Directive. Will you write out the data exactly, excluding every picture?

─── Supplied records

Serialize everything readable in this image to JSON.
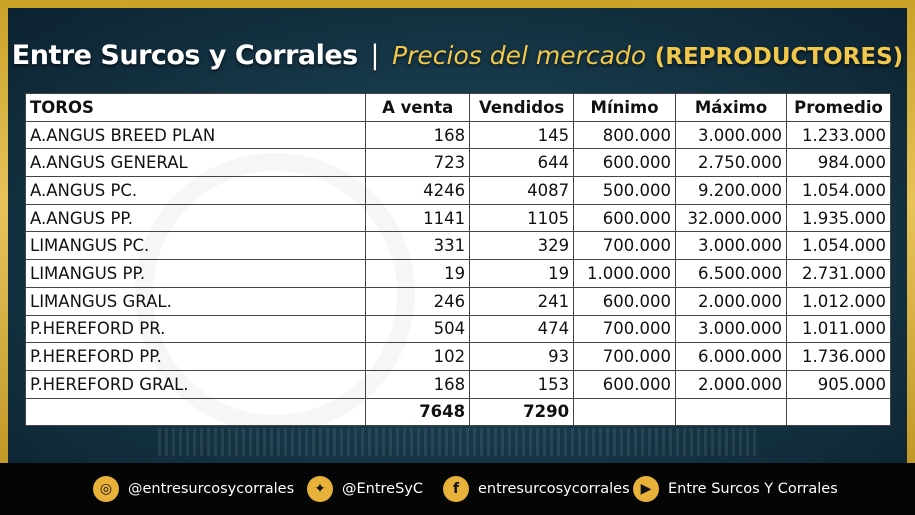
{
  "header": {
    "brand": "Entre Surcos y Corrales",
    "separator": "|",
    "subtitle": "Precios del mercado",
    "category": "(REPRODUCTORES)"
  },
  "table": {
    "headers": [
      "TOROS",
      "A venta",
      "Vendidos",
      "Mínimo",
      "Máximo",
      "Promedio"
    ],
    "rows": [
      [
        "A.ANGUS BREED PLAN",
        "168",
        "145",
        "800.000",
        "3.000.000",
        "1.233.000"
      ],
      [
        "A.ANGUS GENERAL",
        "723",
        "644",
        "600.000",
        "2.750.000",
        "984.000"
      ],
      [
        "A.ANGUS PC.",
        "4246",
        "4087",
        "500.000",
        "9.200.000",
        "1.054.000"
      ],
      [
        "A.ANGUS PP.",
        "1141",
        "1105",
        "600.000",
        "32.000.000",
        "1.935.000"
      ],
      [
        "LIMANGUS PC.",
        "331",
        "329",
        "700.000",
        "3.000.000",
        "1.054.000"
      ],
      [
        "LIMANGUS PP.",
        "19",
        "19",
        "1.000.000",
        "6.500.000",
        "2.731.000"
      ],
      [
        "LIMANGUS GRAL.",
        "246",
        "241",
        "600.000",
        "2.000.000",
        "1.012.000"
      ],
      [
        "P.HEREFORD PR.",
        "504",
        "474",
        "700.000",
        "3.000.000",
        "1.011.000"
      ],
      [
        "P.HEREFORD PP.",
        "102",
        "93",
        "700.000",
        "6.000.000",
        "1.736.000"
      ],
      [
        "P.HEREFORD GRAL.",
        "168",
        "153",
        "600.000",
        "2.000.000",
        "905.000"
      ]
    ],
    "totals": [
      "",
      "7648",
      "7290",
      "",
      "",
      ""
    ]
  },
  "footer": {
    "instagram": "@entresurcosycorrales",
    "twitter": "@EntreSyC",
    "facebook": "entresurcosycorrales",
    "youtube": "Entre Surcos Y Corrales",
    "icons": [
      "instagram-icon",
      "twitter-icon",
      "facebook-icon",
      "youtube-icon"
    ],
    "accent": "#e8b23a"
  }
}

──────

Output for this exercise.
Serialize everything readable in this image to JSON.
{
  "header": {
    "brand": "Entre Surcos y Corrales",
    "separator": "|",
    "subtitle": "Precios del mercado",
    "category": "(REPRODUCTORES)"
  },
  "table": {
    "headers": [
      "TOROS",
      "A venta",
      "Vendidos",
      "Mínimo",
      "Máximo",
      "Promedio"
    ],
    "rows": [
      [
        "A.ANGUS BREED PLAN",
        "168",
        "145",
        "800.000",
        "3.000.000",
        "1.233.000"
      ],
      [
        "A.ANGUS GENERAL",
        "723",
        "644",
        "600.000",
        "2.750.000",
        "984.000"
      ],
      [
        "A.ANGUS PC.",
        "4246",
        "4087",
        "500.000",
        "9.200.000",
        "1.054.000"
      ],
      [
        "A.ANGUS PP.",
        "1141",
        "1105",
        "600.000",
        "32.000.000",
        "1.935.000"
      ],
      [
        "LIMANGUS PC.",
        "331",
        "329",
        "700.000",
        "3.000.000",
        "1.054.000"
      ],
      [
        "LIMANGUS PP.",
        "19",
        "19",
        "1.000.000",
        "6.500.000",
        "2.731.000"
      ],
      [
        "LIMANGUS GRAL.",
        "246",
        "241",
        "600.000",
        "2.000.000",
        "1.012.000"
      ],
      [
        "P.HEREFORD PR.",
        "504",
        "474",
        "700.000",
        "3.000.000",
        "1.011.000"
      ],
      [
        "P.HEREFORD PP.",
        "102",
        "93",
        "700.000",
        "6.000.000",
        "1.736.000"
      ],
      [
        "P.HEREFORD GRAL.",
        "168",
        "153",
        "600.000",
        "2.000.000",
        "905.000"
      ]
    ],
    "totals": [
      "",
      "7648",
      "7290",
      "",
      "",
      ""
    ]
  },
  "footer": {
    "instagram": "@entresurcosycorrales",
    "twitter": "@EntreSyC",
    "facebook": "entresurcosycorrales",
    "youtube": "Entre Surcos Y Corrales",
    "icons": [
      "instagram-icon",
      "twitter-icon",
      "facebook-icon",
      "youtube-icon"
    ],
    "accent": "#e8b23a"
  }
}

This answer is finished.